# Work instructions
Find each line containing the word "POET" and report how many there are. Add nothing else.

# Provided records

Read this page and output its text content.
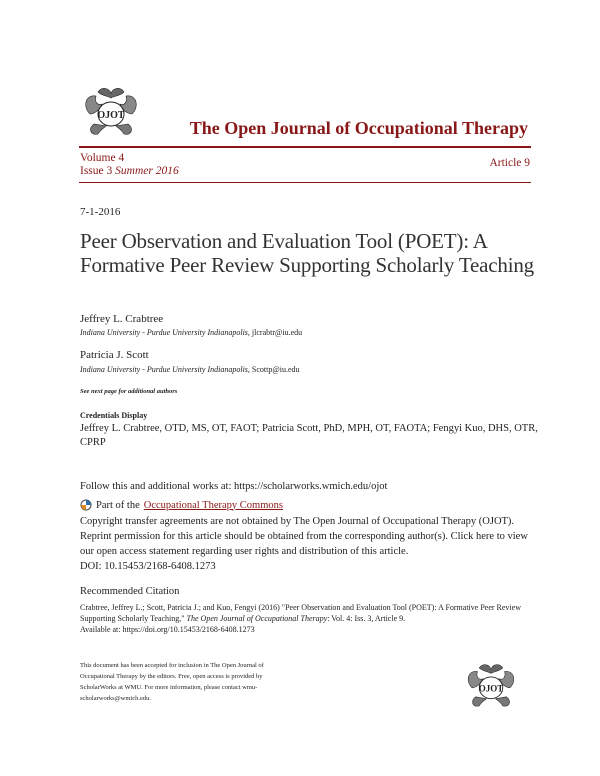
OJOT
The Open Journal of Occupational Therapy
Volume 4
Issue 3 Summer 2016
Article 9
7-1-2016
Peer Observation and Evaluation Tool (POET): A Formative Peer Review Supporting Scholarly Teaching
Jeffrey L. Crabtree
Indiana University - Purdue University Indianapolis, jlcrabtr@iu.edu
Patricia J. Scott
Indiana University - Purdue University Indianapolis, Scottp@iu.edu
See next page for additional authors
Credentials Display
Jeffrey L. Crabtree, OTD, MS, OT, FAOT; Patricia Scott, PhD, MPH, OT, FAOTA; Fengyi Kuo, DHS, OTR, CPRP
Follow this and additional works at: https://scholarworks.wmich.edu/ojot
Part of the Occupational Therapy Commons
Copyright transfer agreements are not obtained by The Open Journal of Occupational Therapy (OJOT). Reprint permission for this article should be obtained from the corresponding author(s). Click here to view our open access statement regarding user rights and distribution of this article.
DOI: 10.15453/2168-6408.1273
Recommended Citation
Crabtree, Jeffrey L.; Scott, Patricia J.; and Kuo, Fengyi (2016) "Peer Observation and Evaluation Tool (POET): A Formative Peer Review Supporting Scholarly Teaching," The Open Journal of Occupational Therapy: Vol. 4: Iss. 3, Article 9.
Available at: https://doi.org/10.15453/2168-6408.1273
This document has been accepted for inclusion in The Open Journal of Occupational Therapy by the editors. Free, open access is provided by ScholarWorks at WMU. For more information, please contact wmu-scholarworks@wmich.edu.
OJOT
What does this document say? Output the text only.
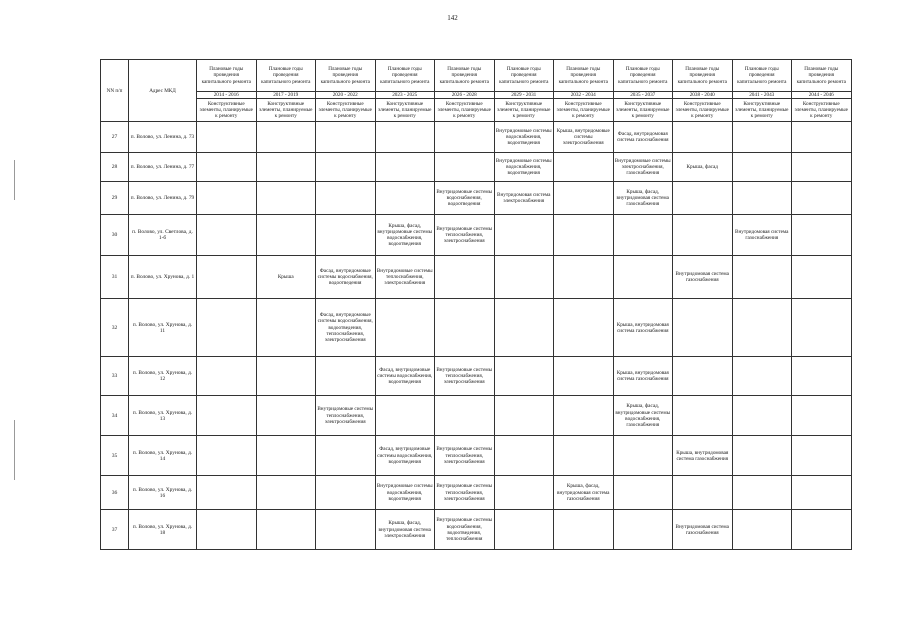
142
NN п/п	Адрес МКД	Плановые годы проведения капитального ремонта	Плановые годы проведения капитального ремонта	Плановые годы проведения капитального ремонта	Плановые годы проведения капитального ремонта	Плановые годы проведения капитального ремонта	Плановые годы проведения капитального ремонта	Плановые годы проведения капитального ремонта	Плановые годы проведения капитального ремонта	Плановые годы проведения капитального ремонта	Плановые годы проведения капитального ремонта	Плановые годы проведения капитального ремонта
		2014 - 2016	2017 - 2019	2020 - 2022	2023 - 2025	2026 - 2028	2029 - 2031	2032 - 2034	2035 - 2037	2038 - 2040	2041 - 2043	2044 - 2046
		Конструктивные элементы, планируемые к ремонту	Конструктивные элементы, планируемые к ремонту	Конструктивные элементы, планируемые к ремонту	Конструктивные элементы, планируемые к ремонту	Конструктивные элементы, планируемые к ремонту	Конструктивные элементы, планируемые к ремонту	Конструктивные элементы, планируемые к ремонту	Конструктивные элементы, планируемые к ремонту	Конструктивные элементы, планируемые к ремонту	Конструктивные элементы, планируемые к ремонту	Конструктивные элементы, планируемые к ремонту
27	п. Волово, ул. Ленина, д. 73						Внутридомовые системы водоснабжения, водоотведения	Крыша, внутридомовые системы электроснабжения	Фасад, внутридомовая система газоснабжения			
28	п. Волово, ул. Ленина, д. 77						Внутридомовые системы водоснабжения, водоотведения		Внутридомовые системы электроснабжения, газоснабжения	Крыша, фасад		
29	п. Волово, ул. Ленина, д. 79					Внутридомовые системы водоснабжения, водоотведения	Внутридомовая система электроснабжения		Крыша, фасад, внутридомовая система газоснабжения			
30	п. Волово, ул. Светлова, д. 1-б				Крыша, фасад, внутридомовые системы водоснабжения, водоотведения	Внутридомовые системы теплоснабжения, электроснабжения					Внутридомовая система газоснабжения	
31	п. Волово, ул. Хрунова, д. 1		Крыша	Фасад, внутридомовые системы водоснабжения, водоотведения	Внутридомовые системы теплоснабжения, электроснабжения					Внутридомовая система газоснабжения		
32	п. Волово, ул. Хрунова, д. 11			Фасад, внутридомовые системы водоснабжения, водоотведения, теплоснабжения, электроснабжения					Крыша, внутридомовая система газоснабжения			
33	п. Волово, ул. Хрунова, д. 12				Фасад, внутридомовые системы водоснабжения, водоотведения	Внутридомовые системы теплоснабжения, электроснабжения			Крыша, внутридомовая система газоснабжения			
34	п. Волово, ул. Хрунова, д. 13			Внутридомовые системы теплоснабжения, электроснабжения					Крыша, фасад, внутридомовые системы водоснабжения, газоснабжения			
35	п. Волово, ул. Хрунова, д. 14				Фасад, внутридомовые системы водоснабжения, водоотведения	Внутридомовые системы теплоснабжения, электроснабжения				Крыша, внутридомовая система газоснабжения		
36	п. Волово, ул. Хрунова, д. 16				Внутридомовые системы водоснабжения, водоотведения	Внутридомовые системы теплоснабжения, электроснабжения		Крыша, фасад, внутридомовая система газоснабжения				
37	п. Волово, ул. Хрунова, д. 18				Крыша, фасад, внутридомовая система электроснабжения	Внутридомовые системы водоснабжения, водоотведения, теплоснабжения				Внутридомовая система газоснабжения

# Answer in full
2